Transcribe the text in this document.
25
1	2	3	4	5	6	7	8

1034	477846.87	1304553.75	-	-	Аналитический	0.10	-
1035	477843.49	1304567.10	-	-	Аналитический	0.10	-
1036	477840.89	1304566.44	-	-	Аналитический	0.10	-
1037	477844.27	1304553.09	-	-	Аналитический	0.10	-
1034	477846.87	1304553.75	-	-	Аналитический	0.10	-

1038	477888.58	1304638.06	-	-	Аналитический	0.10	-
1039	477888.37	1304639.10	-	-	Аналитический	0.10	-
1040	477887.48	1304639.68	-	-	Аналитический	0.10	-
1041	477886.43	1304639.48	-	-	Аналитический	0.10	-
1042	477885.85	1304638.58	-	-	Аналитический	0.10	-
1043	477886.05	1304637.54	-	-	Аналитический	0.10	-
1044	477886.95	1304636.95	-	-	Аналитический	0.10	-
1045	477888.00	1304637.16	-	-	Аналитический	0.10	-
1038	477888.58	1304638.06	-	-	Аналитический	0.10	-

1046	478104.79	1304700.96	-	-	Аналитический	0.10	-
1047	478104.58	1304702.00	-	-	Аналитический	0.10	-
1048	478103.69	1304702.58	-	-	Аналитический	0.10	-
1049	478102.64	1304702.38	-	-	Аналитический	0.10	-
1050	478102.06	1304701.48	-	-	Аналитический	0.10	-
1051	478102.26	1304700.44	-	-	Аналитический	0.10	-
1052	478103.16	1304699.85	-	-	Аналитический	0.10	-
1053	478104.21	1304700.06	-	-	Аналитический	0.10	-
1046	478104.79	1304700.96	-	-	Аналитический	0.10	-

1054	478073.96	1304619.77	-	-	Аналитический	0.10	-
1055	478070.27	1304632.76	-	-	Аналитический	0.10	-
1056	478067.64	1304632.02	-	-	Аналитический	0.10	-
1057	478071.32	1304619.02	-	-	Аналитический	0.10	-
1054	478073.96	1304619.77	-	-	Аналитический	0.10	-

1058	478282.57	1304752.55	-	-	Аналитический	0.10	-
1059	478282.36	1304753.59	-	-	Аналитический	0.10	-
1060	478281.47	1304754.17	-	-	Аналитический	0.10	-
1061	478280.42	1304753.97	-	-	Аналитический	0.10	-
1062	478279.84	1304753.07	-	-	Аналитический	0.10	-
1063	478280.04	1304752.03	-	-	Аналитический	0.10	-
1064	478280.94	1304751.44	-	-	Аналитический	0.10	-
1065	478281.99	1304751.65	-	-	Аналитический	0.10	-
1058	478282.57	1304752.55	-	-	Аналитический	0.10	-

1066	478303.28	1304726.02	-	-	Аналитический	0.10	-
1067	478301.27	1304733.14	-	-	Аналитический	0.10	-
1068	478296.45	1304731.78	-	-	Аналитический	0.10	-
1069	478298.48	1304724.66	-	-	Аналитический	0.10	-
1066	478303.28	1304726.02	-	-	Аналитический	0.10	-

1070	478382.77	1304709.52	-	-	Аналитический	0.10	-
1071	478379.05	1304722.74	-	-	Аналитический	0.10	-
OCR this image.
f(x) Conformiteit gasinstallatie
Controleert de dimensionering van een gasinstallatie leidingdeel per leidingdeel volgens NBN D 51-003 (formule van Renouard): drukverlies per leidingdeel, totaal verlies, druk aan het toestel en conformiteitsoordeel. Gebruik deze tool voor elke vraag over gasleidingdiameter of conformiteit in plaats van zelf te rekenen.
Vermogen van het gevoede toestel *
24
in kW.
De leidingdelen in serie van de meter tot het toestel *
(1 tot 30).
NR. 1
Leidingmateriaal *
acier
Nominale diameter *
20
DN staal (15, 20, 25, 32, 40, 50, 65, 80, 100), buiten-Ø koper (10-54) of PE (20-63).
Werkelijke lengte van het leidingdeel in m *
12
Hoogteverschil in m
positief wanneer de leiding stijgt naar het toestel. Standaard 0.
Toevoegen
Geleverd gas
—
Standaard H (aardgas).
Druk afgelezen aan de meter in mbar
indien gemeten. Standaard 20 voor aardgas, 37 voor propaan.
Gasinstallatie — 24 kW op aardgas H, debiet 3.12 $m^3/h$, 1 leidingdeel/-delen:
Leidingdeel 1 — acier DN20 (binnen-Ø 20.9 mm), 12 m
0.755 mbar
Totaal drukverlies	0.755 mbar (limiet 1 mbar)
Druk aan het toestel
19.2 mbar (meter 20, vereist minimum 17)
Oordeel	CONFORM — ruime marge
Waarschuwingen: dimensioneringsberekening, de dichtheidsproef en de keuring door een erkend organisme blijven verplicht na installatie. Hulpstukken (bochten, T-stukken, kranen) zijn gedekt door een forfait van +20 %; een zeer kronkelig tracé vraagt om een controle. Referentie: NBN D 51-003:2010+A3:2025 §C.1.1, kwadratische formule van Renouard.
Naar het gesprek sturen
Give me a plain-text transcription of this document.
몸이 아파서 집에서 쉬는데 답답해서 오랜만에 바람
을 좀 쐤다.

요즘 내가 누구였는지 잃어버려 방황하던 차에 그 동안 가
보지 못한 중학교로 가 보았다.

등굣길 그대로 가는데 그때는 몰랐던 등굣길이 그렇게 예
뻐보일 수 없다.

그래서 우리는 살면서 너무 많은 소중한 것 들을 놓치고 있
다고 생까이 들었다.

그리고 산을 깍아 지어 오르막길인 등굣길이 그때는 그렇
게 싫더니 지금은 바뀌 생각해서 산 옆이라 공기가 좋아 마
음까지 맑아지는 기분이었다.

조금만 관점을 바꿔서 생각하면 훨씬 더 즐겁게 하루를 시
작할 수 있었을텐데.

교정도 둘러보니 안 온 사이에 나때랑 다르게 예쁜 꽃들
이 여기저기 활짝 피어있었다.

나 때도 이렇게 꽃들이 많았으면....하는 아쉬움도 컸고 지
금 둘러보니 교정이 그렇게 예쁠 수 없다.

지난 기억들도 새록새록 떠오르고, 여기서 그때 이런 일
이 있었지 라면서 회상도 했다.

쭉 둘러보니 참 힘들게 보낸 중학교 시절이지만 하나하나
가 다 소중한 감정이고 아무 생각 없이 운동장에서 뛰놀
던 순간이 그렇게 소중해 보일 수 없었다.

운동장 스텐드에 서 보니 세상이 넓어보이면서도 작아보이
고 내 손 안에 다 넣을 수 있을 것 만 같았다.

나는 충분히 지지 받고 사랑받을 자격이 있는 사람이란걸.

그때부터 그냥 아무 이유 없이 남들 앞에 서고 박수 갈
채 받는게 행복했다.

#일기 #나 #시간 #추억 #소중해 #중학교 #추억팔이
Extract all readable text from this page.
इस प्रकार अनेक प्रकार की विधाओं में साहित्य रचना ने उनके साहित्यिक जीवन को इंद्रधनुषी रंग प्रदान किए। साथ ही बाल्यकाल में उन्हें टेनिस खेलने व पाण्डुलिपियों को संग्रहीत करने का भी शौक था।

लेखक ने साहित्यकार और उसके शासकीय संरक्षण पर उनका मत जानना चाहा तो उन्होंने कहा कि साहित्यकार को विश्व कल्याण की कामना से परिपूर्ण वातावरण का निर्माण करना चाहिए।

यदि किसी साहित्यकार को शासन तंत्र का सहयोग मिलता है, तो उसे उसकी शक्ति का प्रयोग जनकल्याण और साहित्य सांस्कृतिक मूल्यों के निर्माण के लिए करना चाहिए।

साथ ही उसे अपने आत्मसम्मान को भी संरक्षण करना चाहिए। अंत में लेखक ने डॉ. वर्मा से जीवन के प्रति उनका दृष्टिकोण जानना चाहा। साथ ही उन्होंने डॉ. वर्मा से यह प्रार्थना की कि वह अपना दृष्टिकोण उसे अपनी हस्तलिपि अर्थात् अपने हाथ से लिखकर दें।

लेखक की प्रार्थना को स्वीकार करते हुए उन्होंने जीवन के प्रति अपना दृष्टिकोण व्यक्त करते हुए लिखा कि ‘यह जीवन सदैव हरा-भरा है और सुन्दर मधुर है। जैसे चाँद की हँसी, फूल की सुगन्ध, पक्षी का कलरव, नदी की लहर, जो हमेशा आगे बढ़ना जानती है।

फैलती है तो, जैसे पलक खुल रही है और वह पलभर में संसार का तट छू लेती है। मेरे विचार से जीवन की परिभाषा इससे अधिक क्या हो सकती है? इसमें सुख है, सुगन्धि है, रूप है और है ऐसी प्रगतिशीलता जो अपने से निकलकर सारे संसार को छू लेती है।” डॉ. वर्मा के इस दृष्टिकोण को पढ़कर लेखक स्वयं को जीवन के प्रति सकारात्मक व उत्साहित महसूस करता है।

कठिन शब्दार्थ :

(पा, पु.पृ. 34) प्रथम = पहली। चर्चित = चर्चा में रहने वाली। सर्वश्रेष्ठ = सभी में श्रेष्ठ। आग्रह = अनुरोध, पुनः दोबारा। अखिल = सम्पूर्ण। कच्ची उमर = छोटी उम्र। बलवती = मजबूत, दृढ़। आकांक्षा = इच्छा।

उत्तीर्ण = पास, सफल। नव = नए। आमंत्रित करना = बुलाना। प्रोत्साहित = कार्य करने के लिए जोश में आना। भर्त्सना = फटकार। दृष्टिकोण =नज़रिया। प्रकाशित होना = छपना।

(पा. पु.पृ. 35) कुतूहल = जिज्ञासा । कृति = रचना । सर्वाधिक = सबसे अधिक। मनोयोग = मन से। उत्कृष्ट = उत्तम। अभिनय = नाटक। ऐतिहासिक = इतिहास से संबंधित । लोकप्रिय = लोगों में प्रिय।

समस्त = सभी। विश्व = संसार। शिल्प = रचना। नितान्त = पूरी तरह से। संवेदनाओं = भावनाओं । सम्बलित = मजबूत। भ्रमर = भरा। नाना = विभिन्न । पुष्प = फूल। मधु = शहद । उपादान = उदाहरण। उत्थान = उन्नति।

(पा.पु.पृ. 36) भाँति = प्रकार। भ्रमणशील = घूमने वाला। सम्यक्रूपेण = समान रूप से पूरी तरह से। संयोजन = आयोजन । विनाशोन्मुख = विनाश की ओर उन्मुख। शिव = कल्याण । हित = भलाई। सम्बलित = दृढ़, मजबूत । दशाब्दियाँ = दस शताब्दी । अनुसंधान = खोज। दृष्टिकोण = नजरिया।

* _THE PROBLEM_
Examine the records and pull out every line where the string "document" occurs.

* _EXERCISE RESULT_
Transcribe the text in this document.
Give me a plain-text transcription of this document.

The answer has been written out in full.